Written instruction A: Please put the records from their start up to and including the line with "The solar cell module 20a is at (148, 420)." into a JSON list of strings, one string per line, with blank lines left out.

======

Local elections were  held in the province of Cebu on May 10, 2010 within the Philippine general election. The voters elected a mayor, vice mayor, nine district representatives (including two from Cebu City and the newly formed lone district of Lapu-Lapu City, and town and city councilors as well as two provincial board members came from six provincial districts.

Results

Partial Unofficial results from COMELEC

Provincial & Congressional Elections 

Each of Cebu's Six and 3 others legislative districts will elect each representative to the House of Representatives. The candidate with the highest number of votes wins the seat.

1st District
Incumbent Eduardo Gullas is also supported by Lakas-Kampi-CMD and its affiliate One Cebu.

2nd District
Pablo Garcia is the incumbent.

3rd District
Pablo John Garcia is the incumbent.

======

Written instruction B: Name every person the Cebu election text identifies as an incumbent.

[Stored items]
======

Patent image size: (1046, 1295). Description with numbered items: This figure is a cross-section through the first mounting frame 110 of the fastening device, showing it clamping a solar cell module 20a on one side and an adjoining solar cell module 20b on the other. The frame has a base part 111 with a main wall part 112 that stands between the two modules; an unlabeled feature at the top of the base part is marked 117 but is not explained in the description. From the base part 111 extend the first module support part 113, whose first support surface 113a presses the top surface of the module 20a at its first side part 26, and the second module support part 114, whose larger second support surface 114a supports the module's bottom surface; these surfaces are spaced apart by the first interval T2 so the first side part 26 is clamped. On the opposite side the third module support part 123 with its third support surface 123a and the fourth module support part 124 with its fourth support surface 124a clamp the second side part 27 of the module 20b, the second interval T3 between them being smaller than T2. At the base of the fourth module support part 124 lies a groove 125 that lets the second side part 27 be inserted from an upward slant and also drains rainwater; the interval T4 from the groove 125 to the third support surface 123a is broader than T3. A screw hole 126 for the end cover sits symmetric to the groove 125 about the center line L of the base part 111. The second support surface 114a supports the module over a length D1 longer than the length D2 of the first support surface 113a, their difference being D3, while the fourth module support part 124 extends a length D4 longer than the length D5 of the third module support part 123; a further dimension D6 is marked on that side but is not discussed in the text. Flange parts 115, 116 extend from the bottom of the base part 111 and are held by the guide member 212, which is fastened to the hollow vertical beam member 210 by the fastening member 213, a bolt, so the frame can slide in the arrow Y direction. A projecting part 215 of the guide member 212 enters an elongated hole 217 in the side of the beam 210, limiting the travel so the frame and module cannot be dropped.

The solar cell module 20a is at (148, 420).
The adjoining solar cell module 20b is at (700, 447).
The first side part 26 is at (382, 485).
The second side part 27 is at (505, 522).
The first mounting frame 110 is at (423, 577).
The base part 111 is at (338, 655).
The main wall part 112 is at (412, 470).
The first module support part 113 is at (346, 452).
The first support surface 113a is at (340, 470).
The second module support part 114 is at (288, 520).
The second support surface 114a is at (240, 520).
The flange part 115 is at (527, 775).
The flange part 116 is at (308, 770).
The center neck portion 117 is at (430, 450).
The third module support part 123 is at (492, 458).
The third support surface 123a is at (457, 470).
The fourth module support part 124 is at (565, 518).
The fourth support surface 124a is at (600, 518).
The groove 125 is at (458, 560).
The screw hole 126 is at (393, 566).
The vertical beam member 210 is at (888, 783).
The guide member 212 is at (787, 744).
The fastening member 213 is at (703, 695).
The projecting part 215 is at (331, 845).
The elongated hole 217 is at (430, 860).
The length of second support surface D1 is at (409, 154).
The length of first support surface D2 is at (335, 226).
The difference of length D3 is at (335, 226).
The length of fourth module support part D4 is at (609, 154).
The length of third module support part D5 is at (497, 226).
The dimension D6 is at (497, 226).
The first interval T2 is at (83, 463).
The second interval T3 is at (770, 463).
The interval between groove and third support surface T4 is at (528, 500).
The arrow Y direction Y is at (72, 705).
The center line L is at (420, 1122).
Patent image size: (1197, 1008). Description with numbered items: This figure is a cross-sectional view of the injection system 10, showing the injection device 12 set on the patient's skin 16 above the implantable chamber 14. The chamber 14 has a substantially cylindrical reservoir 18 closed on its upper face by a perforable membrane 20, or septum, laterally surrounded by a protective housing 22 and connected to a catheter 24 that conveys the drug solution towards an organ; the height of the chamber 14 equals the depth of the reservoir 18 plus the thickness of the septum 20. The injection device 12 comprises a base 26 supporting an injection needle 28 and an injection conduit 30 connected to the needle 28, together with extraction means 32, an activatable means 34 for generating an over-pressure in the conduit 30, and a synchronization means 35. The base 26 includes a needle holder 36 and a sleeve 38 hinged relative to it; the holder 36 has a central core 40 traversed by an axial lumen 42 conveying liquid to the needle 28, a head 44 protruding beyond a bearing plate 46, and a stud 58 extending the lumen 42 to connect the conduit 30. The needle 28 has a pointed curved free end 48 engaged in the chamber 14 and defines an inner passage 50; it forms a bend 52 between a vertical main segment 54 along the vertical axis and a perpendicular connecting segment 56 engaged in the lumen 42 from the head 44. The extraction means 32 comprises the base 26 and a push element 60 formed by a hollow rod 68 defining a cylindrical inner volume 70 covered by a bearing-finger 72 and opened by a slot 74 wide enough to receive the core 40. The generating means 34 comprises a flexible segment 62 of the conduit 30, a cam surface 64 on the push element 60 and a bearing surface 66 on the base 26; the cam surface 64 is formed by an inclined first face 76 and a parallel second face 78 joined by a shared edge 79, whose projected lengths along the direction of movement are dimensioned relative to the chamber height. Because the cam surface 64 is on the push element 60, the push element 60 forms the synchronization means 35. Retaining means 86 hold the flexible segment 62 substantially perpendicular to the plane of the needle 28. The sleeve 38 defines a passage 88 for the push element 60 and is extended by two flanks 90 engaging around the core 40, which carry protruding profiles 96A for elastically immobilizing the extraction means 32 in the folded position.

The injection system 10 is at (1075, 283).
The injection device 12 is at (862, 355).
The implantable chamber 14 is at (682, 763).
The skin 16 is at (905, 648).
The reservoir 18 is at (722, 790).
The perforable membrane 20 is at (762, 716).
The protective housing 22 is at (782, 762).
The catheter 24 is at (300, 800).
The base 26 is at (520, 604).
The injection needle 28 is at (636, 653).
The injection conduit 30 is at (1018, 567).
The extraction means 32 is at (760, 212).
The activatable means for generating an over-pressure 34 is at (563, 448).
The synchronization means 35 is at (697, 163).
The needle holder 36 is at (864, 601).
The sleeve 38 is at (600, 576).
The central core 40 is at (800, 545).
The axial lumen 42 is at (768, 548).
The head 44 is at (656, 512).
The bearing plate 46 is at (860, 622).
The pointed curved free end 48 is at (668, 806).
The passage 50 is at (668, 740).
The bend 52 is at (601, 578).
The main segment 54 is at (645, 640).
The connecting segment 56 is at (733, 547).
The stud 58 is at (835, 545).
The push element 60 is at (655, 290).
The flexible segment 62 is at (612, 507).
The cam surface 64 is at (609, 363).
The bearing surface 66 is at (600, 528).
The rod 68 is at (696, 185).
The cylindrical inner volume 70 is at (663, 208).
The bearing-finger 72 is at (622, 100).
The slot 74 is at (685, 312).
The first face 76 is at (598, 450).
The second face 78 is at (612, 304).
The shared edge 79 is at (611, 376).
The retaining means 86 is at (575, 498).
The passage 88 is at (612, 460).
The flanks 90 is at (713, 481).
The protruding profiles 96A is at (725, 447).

======

Task response A:
[
  "Patent image size: (1046, 1295). Description with numbered items: This figure is a cross-section through the first mounting frame 110 of the fastening device, showing it clamping a solar cell module 20a on one side and an adjoining solar cell module 20b on the other. The frame has a base part 111 with a main wall part 112 that stands between the two modules; an unlabeled feature at the top of the base part is marked 117 but is not explained in the description. From the base part 111 extend the first module support part 113, whose first support surface 113a presses the top surface of the module 20a at its first side part 26, and the second module support part 114, whose larger second support surface 114a supports the module's bottom surface; these surfaces are spaced apart by the first interval T2 so the first side part 26 is clamped. On the opposite side the third module support part 123 with its third support surface 123a and the fourth module support part 124 with its fourth support surface 124a clamp the second side part 27 of the module 20b, the second interval T3 between them being smaller than T2. At the base of the fourth module support part 124 lies a groove 125 that lets the second side part 27 be inserted from an upward slant and also drains rainwater; the interval T4 from the groove 125 to the third support surface 123a is broader than T3. A screw hole 126 for the end cover sits symmetric to the groove 125 about the center line L of the base part 111. The second support surface 114a supports the module over a length D1 longer than the length D2 of the first support surface 113a, their difference being D3, while the fourth module support part 124 extends a length D4 longer than the length D5 of the third module support part 123; a further dimension D6 is marked on that side but is not discussed in the text. Flange parts 115, 116 extend from the bottom of the base part 111 and are held by the guide member 212, which is fastened to the hollow vertical beam member 210 by the fastening member 213, a bolt, so the frame can slide in the arrow Y direction. A projecting part 215 of the guide member 212 enters an elongated hole 217 in the side of the beam 210, limiting the travel so the frame and module cannot be dropped.",
  "The solar cell module 20a is at (148, 420)."
]

Task response B: Eduardo Gullas, Pablo Garcia, Pablo John Garcia